**Records**

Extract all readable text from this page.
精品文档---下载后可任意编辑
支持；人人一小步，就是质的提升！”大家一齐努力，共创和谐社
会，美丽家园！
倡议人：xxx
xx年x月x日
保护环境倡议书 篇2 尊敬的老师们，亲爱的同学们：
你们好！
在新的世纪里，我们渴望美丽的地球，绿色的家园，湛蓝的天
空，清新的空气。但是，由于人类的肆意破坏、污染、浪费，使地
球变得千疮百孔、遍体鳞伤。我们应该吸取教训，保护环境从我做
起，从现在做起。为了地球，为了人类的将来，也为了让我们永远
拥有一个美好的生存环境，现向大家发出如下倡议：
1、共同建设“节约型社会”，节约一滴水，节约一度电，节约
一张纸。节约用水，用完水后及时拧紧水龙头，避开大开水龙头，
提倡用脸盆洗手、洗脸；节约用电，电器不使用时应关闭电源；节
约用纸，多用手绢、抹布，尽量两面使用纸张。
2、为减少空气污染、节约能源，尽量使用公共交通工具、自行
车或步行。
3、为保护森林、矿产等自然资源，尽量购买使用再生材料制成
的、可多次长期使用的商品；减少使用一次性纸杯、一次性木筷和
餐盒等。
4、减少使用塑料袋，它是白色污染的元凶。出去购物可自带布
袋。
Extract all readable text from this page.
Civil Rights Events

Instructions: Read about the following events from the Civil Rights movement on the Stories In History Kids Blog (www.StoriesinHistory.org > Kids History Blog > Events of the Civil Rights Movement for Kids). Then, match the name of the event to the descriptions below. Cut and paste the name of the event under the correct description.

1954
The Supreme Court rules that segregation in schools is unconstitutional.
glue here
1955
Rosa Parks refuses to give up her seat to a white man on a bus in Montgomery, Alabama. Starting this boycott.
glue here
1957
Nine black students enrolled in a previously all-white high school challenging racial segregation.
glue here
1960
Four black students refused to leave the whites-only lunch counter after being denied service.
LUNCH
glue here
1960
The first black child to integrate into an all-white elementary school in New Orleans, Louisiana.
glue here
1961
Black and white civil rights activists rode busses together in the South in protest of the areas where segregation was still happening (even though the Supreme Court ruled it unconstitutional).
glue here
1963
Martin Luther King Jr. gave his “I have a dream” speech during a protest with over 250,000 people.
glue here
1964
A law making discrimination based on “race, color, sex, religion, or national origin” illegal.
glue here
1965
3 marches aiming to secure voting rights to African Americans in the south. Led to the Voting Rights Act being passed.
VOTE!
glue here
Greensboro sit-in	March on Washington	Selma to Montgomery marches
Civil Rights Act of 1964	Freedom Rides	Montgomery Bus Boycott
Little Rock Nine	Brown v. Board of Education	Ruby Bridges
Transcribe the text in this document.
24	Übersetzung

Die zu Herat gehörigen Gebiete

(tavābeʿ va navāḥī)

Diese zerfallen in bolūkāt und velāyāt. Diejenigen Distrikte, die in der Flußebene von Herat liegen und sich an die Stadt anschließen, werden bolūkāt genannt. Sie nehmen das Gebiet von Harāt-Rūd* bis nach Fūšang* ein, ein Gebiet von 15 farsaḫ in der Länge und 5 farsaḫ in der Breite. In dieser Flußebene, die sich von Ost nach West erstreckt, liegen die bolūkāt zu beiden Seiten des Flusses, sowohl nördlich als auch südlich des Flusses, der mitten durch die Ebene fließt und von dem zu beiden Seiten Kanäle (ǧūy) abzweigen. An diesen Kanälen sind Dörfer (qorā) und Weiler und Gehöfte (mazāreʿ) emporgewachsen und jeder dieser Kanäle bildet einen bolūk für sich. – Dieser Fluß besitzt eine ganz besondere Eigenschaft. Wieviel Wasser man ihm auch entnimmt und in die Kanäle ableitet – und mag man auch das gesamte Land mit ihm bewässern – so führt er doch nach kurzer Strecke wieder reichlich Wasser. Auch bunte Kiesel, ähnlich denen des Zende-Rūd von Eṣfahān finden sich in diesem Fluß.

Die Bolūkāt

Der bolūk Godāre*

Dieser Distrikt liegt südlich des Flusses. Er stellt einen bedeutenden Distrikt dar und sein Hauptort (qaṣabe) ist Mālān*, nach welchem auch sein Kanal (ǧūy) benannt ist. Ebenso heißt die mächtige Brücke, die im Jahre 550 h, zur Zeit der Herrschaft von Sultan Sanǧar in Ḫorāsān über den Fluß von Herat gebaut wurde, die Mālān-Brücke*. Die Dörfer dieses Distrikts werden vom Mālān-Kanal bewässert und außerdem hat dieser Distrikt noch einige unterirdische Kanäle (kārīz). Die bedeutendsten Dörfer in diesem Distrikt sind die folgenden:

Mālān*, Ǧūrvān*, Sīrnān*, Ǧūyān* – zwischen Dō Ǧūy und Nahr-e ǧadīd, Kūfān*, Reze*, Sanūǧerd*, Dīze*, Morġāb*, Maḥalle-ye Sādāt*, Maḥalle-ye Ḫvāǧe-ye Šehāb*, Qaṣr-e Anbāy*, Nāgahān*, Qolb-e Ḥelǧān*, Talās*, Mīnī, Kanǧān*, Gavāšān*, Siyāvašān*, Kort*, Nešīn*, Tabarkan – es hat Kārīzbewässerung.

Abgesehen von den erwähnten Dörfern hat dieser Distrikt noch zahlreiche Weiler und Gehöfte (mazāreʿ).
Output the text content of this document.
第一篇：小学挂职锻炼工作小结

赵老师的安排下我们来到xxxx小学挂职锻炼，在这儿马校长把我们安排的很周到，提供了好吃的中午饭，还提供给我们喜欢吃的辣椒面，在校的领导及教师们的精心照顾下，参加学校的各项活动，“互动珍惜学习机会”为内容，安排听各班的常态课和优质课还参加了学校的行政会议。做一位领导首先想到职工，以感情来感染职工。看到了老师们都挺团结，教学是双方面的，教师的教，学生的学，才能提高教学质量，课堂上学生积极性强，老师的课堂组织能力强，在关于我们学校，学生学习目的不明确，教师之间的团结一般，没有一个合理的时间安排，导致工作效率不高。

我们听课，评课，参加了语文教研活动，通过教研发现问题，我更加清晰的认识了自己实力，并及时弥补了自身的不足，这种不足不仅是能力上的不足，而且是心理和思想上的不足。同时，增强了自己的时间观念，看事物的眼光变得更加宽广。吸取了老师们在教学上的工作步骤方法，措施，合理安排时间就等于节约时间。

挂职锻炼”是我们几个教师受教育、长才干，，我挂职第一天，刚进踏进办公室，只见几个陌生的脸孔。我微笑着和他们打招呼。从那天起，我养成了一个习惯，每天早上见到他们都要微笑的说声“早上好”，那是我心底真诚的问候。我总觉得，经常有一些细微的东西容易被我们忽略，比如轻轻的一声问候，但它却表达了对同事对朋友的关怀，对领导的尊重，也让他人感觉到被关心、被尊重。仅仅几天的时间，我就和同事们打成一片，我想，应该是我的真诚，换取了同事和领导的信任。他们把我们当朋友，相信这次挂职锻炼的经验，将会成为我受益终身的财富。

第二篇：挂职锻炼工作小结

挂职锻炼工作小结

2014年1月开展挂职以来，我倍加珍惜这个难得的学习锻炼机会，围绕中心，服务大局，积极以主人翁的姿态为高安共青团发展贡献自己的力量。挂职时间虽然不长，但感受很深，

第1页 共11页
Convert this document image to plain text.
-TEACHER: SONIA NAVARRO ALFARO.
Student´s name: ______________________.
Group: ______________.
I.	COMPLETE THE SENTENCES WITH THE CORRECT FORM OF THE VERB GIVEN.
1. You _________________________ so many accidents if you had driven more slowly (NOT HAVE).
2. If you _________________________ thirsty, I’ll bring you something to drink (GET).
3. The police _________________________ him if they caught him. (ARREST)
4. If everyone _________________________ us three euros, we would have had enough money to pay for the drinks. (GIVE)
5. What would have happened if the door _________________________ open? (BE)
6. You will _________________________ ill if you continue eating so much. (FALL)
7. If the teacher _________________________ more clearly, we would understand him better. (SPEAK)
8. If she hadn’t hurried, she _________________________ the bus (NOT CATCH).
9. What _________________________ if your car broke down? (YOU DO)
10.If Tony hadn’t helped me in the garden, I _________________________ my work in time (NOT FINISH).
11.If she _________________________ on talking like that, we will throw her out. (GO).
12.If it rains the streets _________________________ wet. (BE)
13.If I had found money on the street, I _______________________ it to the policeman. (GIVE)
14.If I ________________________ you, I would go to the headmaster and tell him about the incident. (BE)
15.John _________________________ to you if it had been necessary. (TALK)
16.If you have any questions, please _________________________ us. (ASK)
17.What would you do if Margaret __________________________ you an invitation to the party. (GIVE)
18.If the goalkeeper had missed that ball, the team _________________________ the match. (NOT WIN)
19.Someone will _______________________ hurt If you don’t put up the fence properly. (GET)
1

**What you are asked to do**
In the data above, count the lines where the word "document" appears; reply with the number only.

**Exercise answer**
3